» EXERCISE:
Find each line containing the word "oleh" and report how many there are. Add nothing else.
============
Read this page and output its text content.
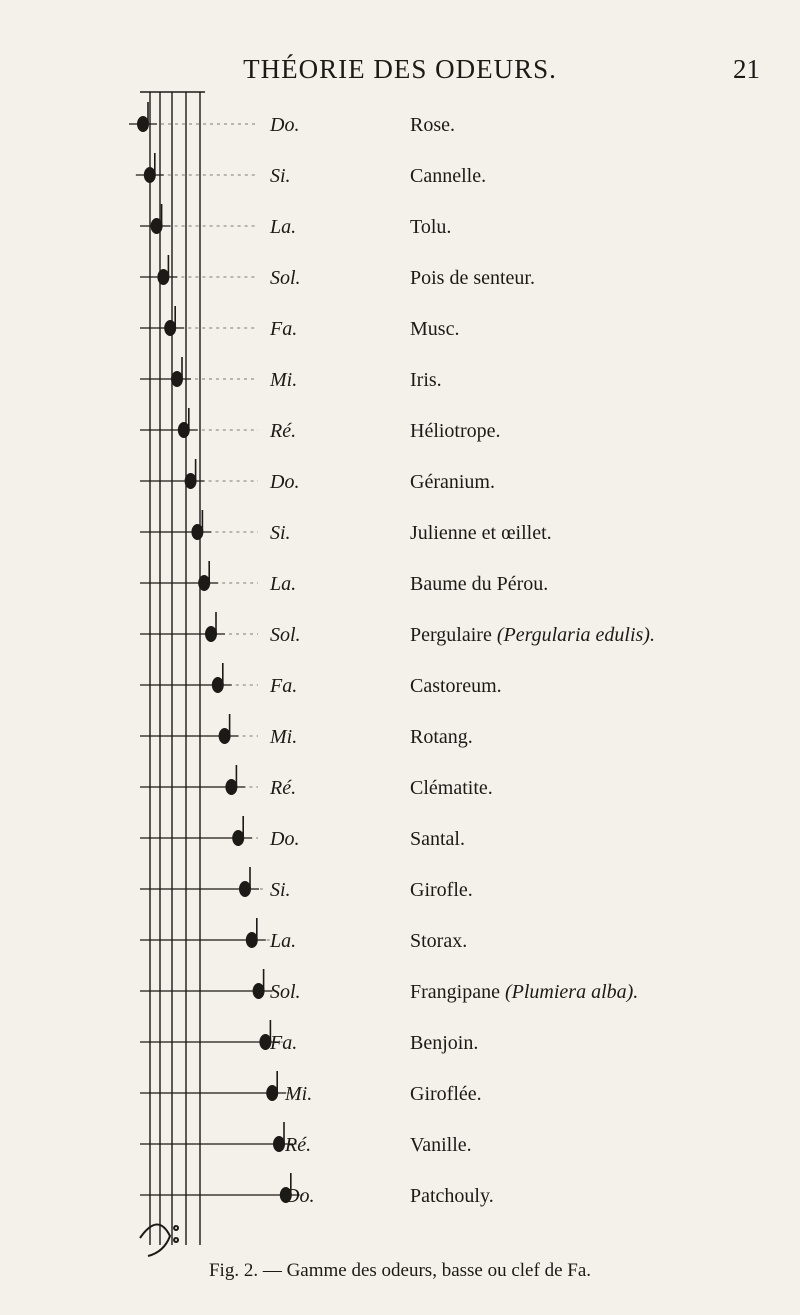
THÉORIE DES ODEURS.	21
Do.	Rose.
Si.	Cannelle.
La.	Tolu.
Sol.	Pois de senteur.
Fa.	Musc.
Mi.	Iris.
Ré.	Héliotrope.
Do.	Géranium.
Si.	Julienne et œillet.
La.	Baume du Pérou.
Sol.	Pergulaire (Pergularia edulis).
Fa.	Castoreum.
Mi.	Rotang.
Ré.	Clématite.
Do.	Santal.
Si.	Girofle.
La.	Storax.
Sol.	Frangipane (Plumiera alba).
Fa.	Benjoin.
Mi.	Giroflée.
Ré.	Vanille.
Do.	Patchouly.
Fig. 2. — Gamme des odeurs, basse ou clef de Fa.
============
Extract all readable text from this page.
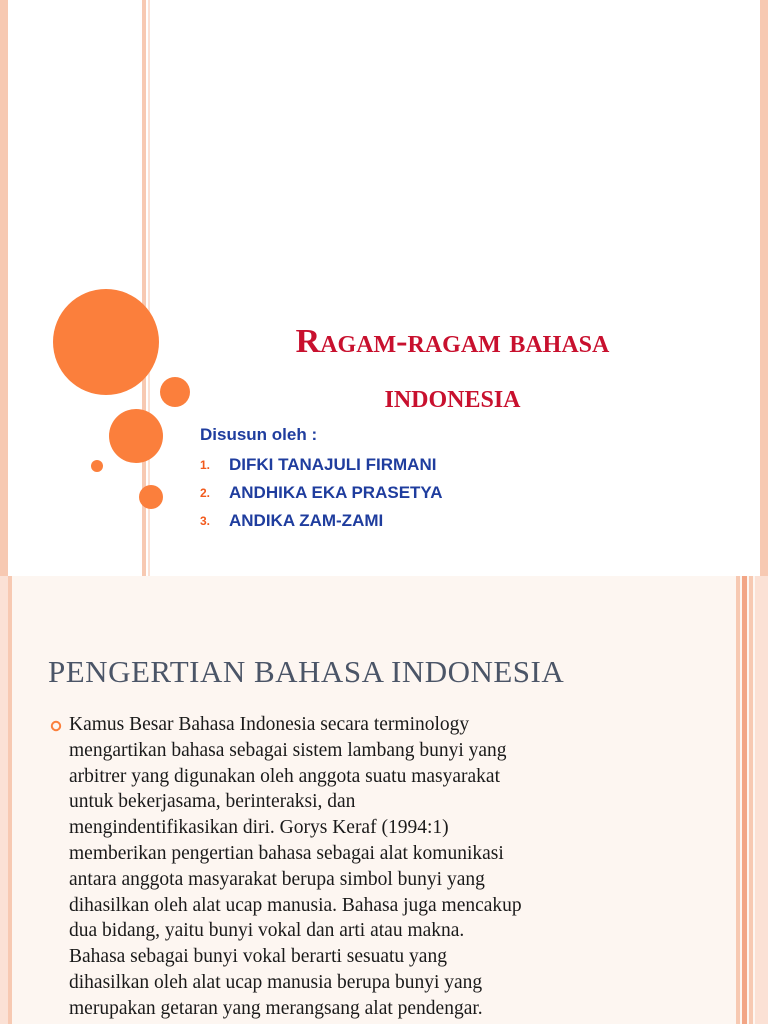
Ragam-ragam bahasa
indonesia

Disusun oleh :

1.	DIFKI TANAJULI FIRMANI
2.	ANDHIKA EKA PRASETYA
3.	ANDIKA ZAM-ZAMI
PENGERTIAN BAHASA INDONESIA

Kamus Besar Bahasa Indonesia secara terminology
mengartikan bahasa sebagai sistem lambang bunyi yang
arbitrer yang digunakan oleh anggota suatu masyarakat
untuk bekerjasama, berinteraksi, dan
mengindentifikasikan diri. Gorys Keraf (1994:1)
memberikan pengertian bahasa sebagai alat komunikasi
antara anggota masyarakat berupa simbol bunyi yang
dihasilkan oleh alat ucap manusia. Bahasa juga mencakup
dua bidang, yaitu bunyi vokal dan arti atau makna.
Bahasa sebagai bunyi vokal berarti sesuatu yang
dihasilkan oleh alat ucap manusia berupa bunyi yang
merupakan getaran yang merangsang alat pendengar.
============
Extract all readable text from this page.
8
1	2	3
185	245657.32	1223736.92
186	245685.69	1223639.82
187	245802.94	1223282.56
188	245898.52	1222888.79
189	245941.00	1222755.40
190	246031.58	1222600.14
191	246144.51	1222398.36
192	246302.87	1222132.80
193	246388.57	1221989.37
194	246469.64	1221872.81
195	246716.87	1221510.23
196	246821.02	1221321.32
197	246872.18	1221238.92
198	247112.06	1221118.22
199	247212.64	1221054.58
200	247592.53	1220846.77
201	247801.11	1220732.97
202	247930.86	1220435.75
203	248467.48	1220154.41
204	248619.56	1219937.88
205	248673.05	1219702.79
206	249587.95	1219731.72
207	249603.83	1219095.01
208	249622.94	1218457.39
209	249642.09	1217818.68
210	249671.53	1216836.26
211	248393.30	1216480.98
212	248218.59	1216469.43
============
» WRITTEN SOLUTION:
4